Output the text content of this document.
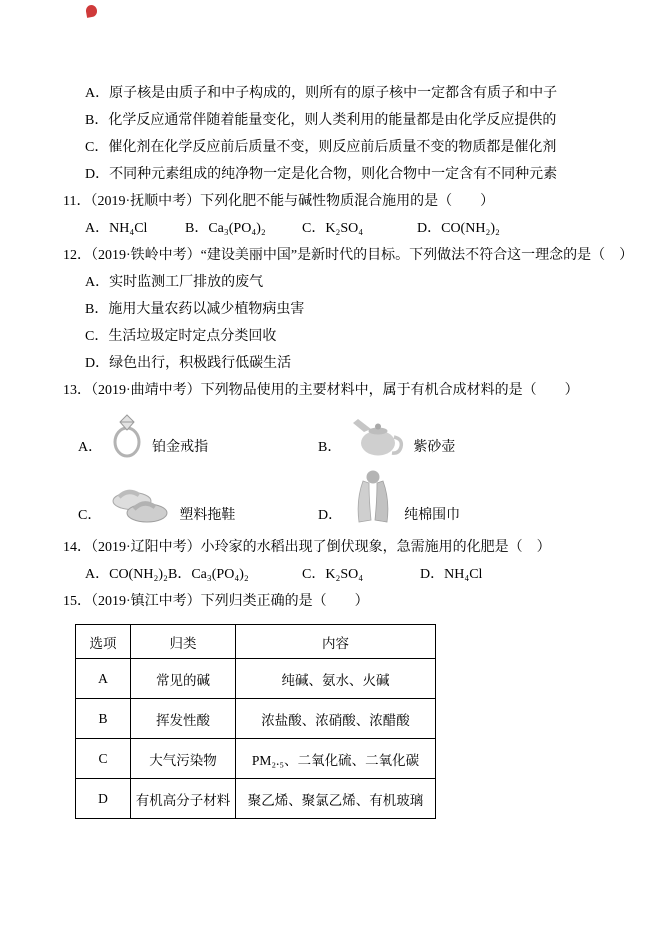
A．原子核是由质子和中子构成的，则所有的原子核中一定都含有质子和中子
B．化学反应通常伴随着能量变化，则人类利用的能量都是由化学反应提供的
C．催化剂在化学反应前后质量不变，则反应前后质量不变的物质都是催化剂
D．不同种元素组成的纯净物一定是化合物，则化合物中一定含有不同种元素
11．（2019·抚顺中考）下列化肥不能与碱性物质混合施用的是（　　）
A．NH₄Cl	B．Ca₃(PO₄)₂	C．K₂SO₄	D．CO(NH₂)₂
12．（2019·铁岭中考）“建设美丽中国”是新时代的目标。下列做法不符合这一理念的是（　）
A．实时监测工厂排放的废气
B．施用大量农药以减少植物病虫害
C．生活垃圾定时定点分类回收
D．绿色出行，积极践行低碳生活
13．（2019·曲靖中考）下列物品使用的主要材料中，属于有机合成材料的是（　　）
A．	铂金戒指	B．	紫砂壶
C．	塑料拖鞋	D．	纯棉围巾
14．（2019·辽阳中考）小玲家的水稻出现了倒伏现象，急需施用的化肥是（　）
A．CO(NH₂)₂ B．Ca₃(PO₄)₂	C．K₂SO₄	D．NH₄Cl
15．（2019·镇江中考）下列归类正确的是（　　）
选项	归类	内容
A	常见的碱	纯碱、氨水、火碱
B	挥发性酸	浓盐酸、浓硝酸、浓醋酸
C	大气污染物	PM₂.₅、二氧化硫、二氧化碳
D	有机高分子材料	聚乙烯、聚氯乙烯、有机玻璃
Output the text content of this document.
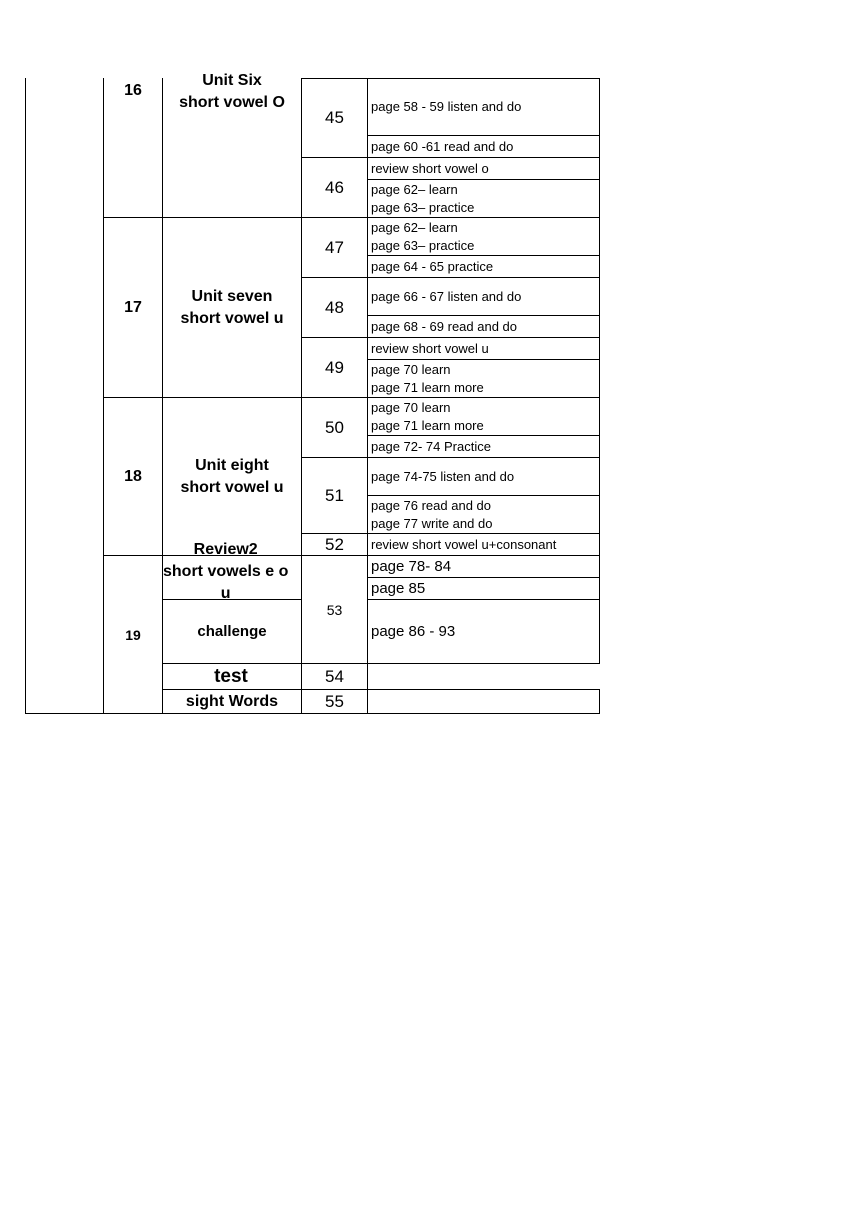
16
17
18
19
Unit Six
short vowel O
Unit seven
short vowel u
Unit eight
short vowel u
Review2
short vowels e o
u
challenge
test
sight Words
45
46
47
48
49
50
51
52
53
54
55
page 58 - 59 listen and do
page 60 -61 read and do
review short vowel o
page 62– learn
page 63– practice
page 62– learn
page 63– practice
page 64 - 65 practice
page 66 - 67 listen and do
page 68 - 69 read and do
review short vowel u
page 70 learn
page 71 learn more
page 70 learn
page 71 learn more
page 72- 74 Practice
page 74-75 listen and do
page 76 read and do
page 77 write and do
review short vowel u+consonant
page 78- 84
page 85
page 86 - 93
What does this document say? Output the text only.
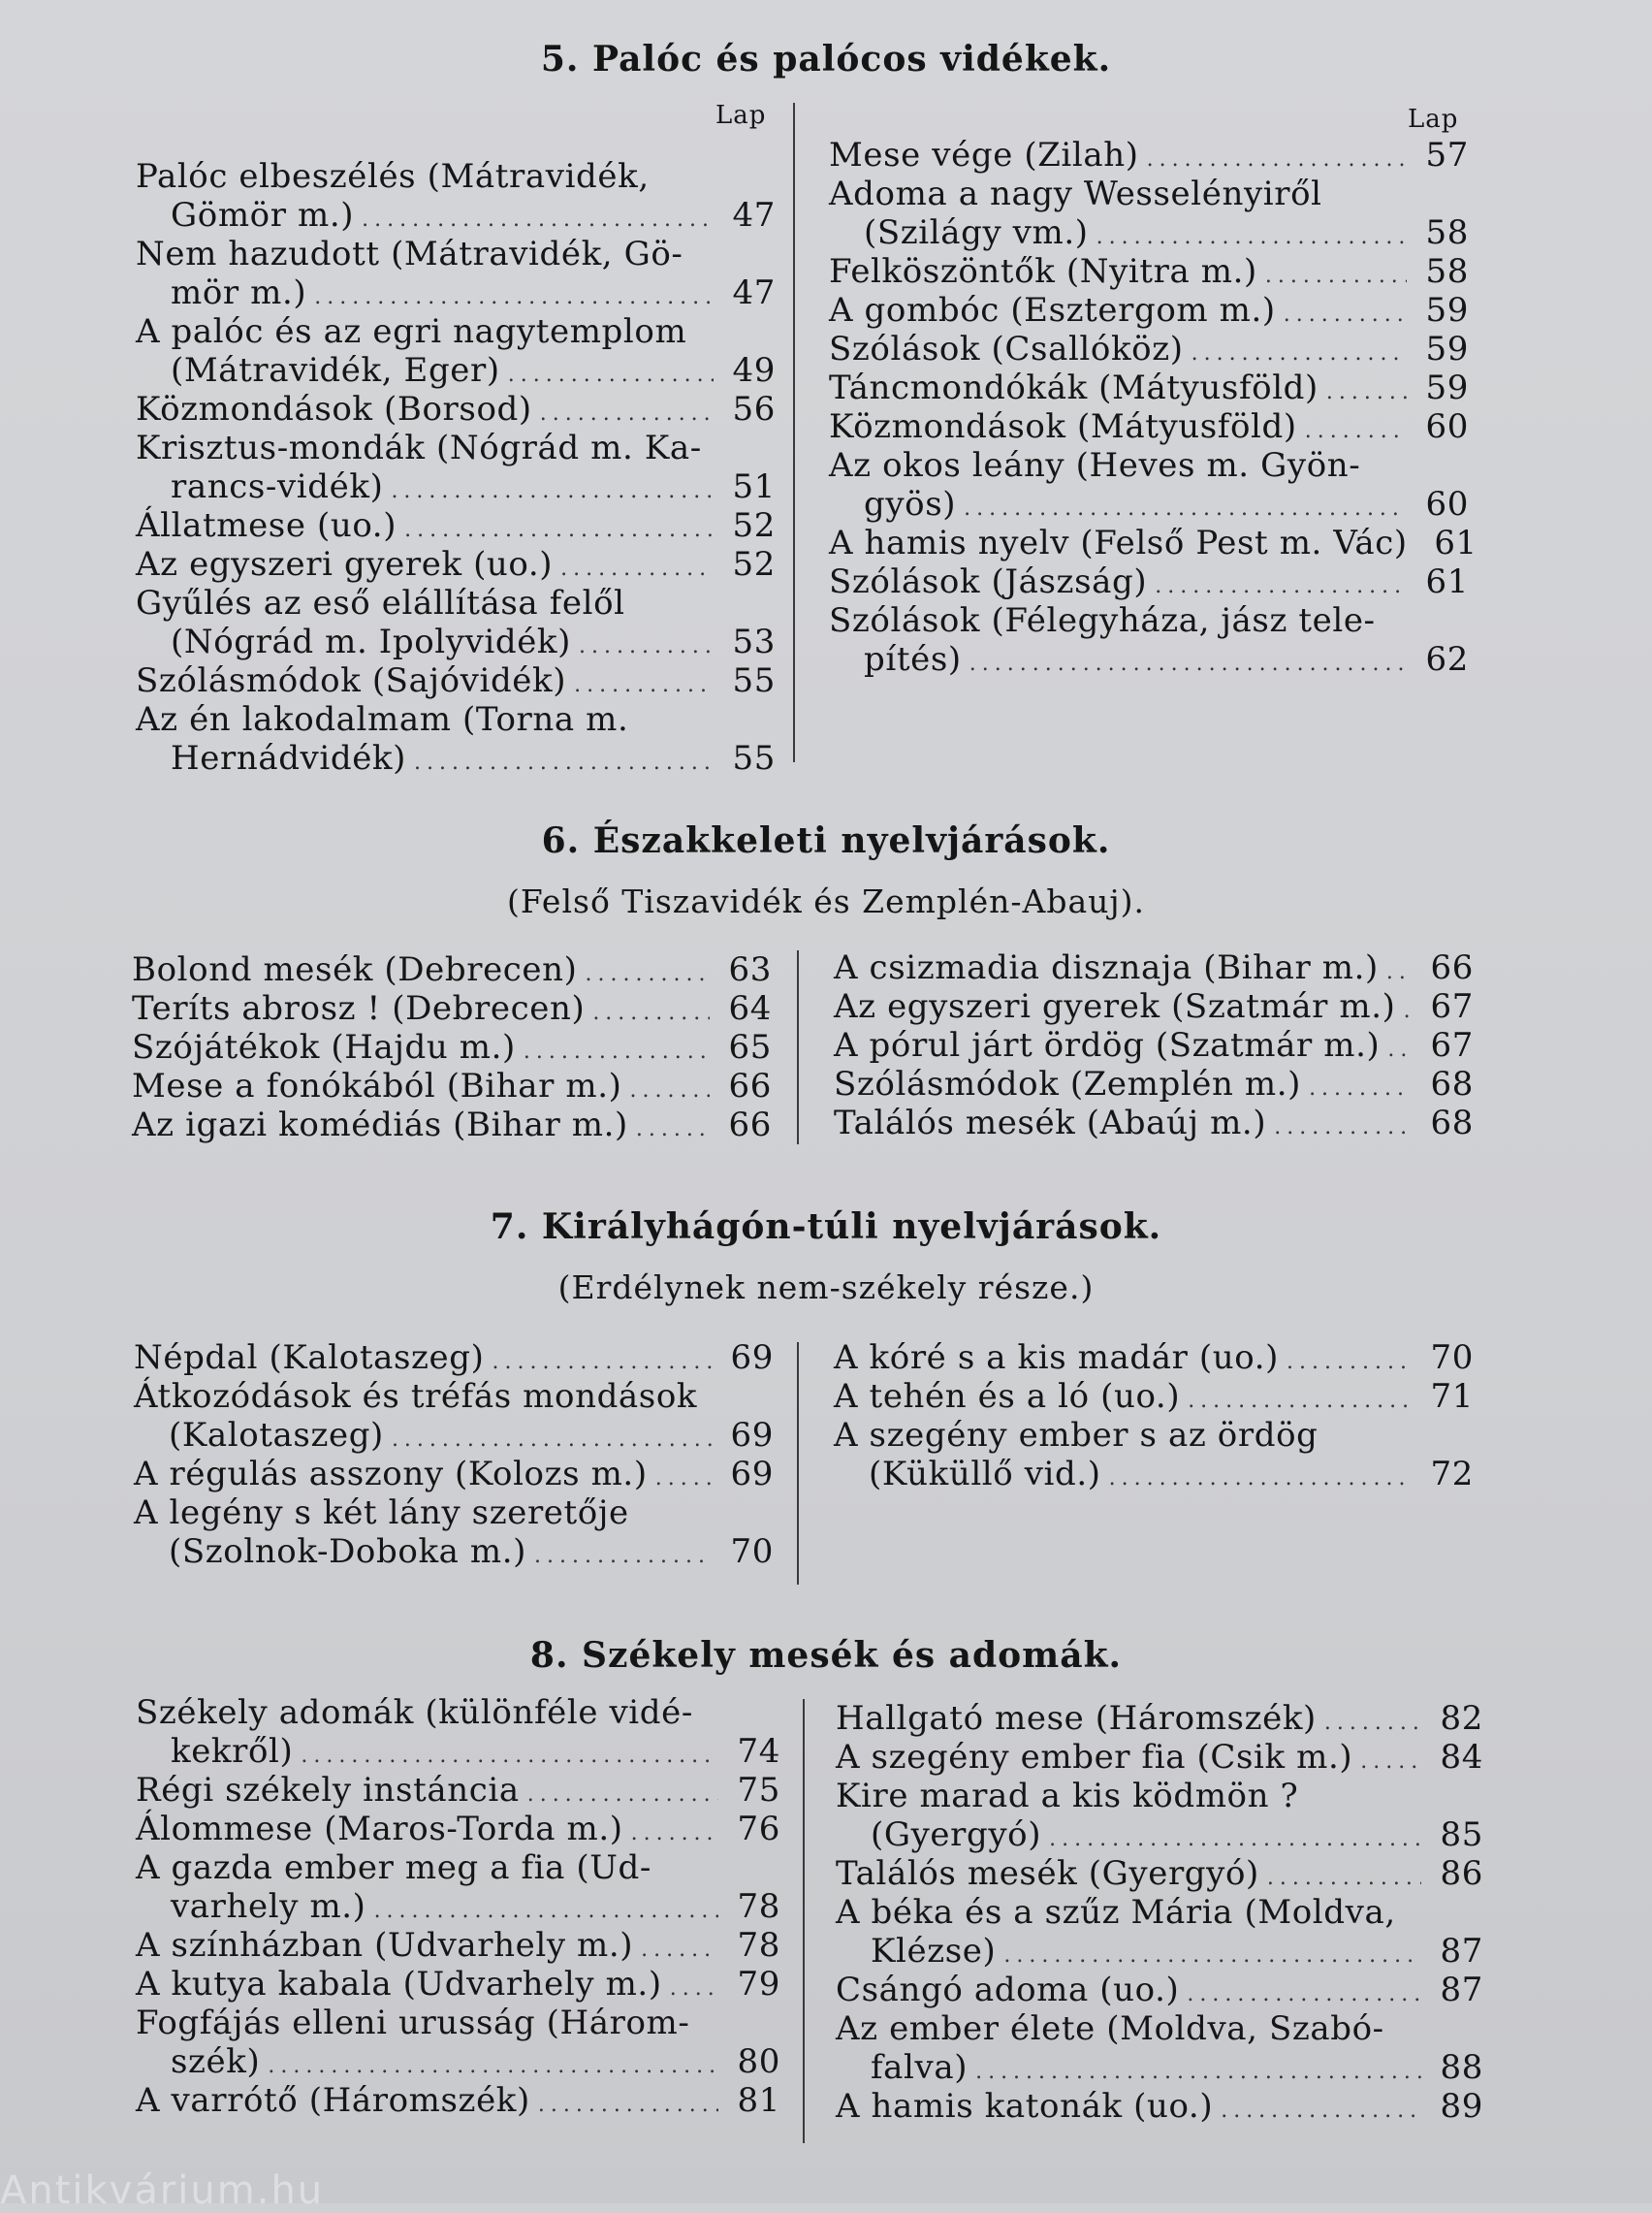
5. Palóc és palócos vidékek.
Lap	Lap
Palóc elbeszélés (Mátravidék,
Gömör m.) .....	47
Nem hazudott (Mátravidék, Gö-
mör m.) .....	47
A palóc és az egri nagytemplom
(Mátravidék, Eger) .....	49
Közmondások (Borsod) .....	56
Krisztus-mondák (Nógrád m. Ka-
rancs-vidék) .....	51
Állatmese (uo.) .....	52
Az egyszeri gyerek (uo.) .....	52
Gyűlés az eső elállítása felől
(Nógrád m. Ipolyvidék) .....	53
Szólásmódok (Sajóvidék) .....	55
Az én lakodalmam (Torna m.
Hernádvidék) .....	55
Mese vége (Zilah) .....	57
Adoma a nagy Wesselényiről
(Szilágy vm.) .....	58
Felköszöntők (Nyitra m.) .....	58
A gombóc (Esztergom m.) .....	59
Szólások (Csallóköz) .....	59
Táncmondókák (Mátyusföld) .....	59
Közmondások (Mátyusföld) .....	60
Az okos leány (Heves m. Gyön-
gyös) .....	60
A hamis nyelv (Felső Pest m. Vác) 61
Szólások (Jászság) .....	61
Szólások (Félegyháza, jász tele-
pítés) .....	62
6. Északkeleti nyelvjárások.
(Felső Tiszavidék és Zemplén-Abauj).
Bolond mesék (Debrecen) .....	63
Teríts abrosz ! (Debrecen) .....	64
Szójátékok (Hajdu m.) .....	65
Mese a fonókából (Bihar m.) .....	66
Az igazi komédiás (Bihar m.) .....	66
A csizmadia disznaja (Bihar m.) .....	66
Az egyszeri gyerek (Szatmár m.) .....	67
A pórul járt ördög (Szatmár m.) .....	67
Szólásmódok (Zemplén m.) .....	68
Találós mesék (Abaúj m.) .....	68
7. Királyhágón-túli nyelvjárások.
(Erdélynek nem-székely része.)
Népdal (Kalotaszeg) .....	69
Átkozódások és tréfás mondások
(Kalotaszeg) .....	69
A régulás asszony (Kolozs m.) .....	69
A legény s két lány szeretője
(Szolnok-Doboka m.) .....	70
A kóré s a kis madár (uo.) .....	70
A tehén és a ló (uo.) .....	71
A szegény ember s az ördög
(Küküllő vid.) .....	72
8. Székely mesék és adomák.
Székely adomák (különféle vidé-
kekről) .....	74
Régi székely instáncia .....	75
Álommese (Maros-Torda m.) .....	76
A gazda ember meg a fia (Ud-
varhely m.) .....	78
A színházban (Udvarhely m.) .....	78
A kutya kabala (Udvarhely m.) .....	79
Fogfájás elleni urusság (Három-
szék) .....	80
A varrótő (Háromszék) .....	81
Hallgató mese (Háromszék) .....	82
A szegény ember fia (Csik m.) .....	84
Kire marad a kis ködmön ?
(Gyergyó) .....	85
Találós mesék (Gyergyó) .....	86
A béka és a szűz Mária (Moldva,
Klézse) .....	87
Csángó adoma (uo.) .....	87
Az ember élete (Moldva, Szabó-
falva) .....	88
A hamis katonák (uo.) .....	89
Antikvárium.hu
________________
== What is needed ==
Pick out and copy the lines of the material that include the word "egyszeri".

== Full output ==
Az egyszeri gyerek (uo.) .....	52
Az egyszeri gyerek (Szatmár m.) .....	67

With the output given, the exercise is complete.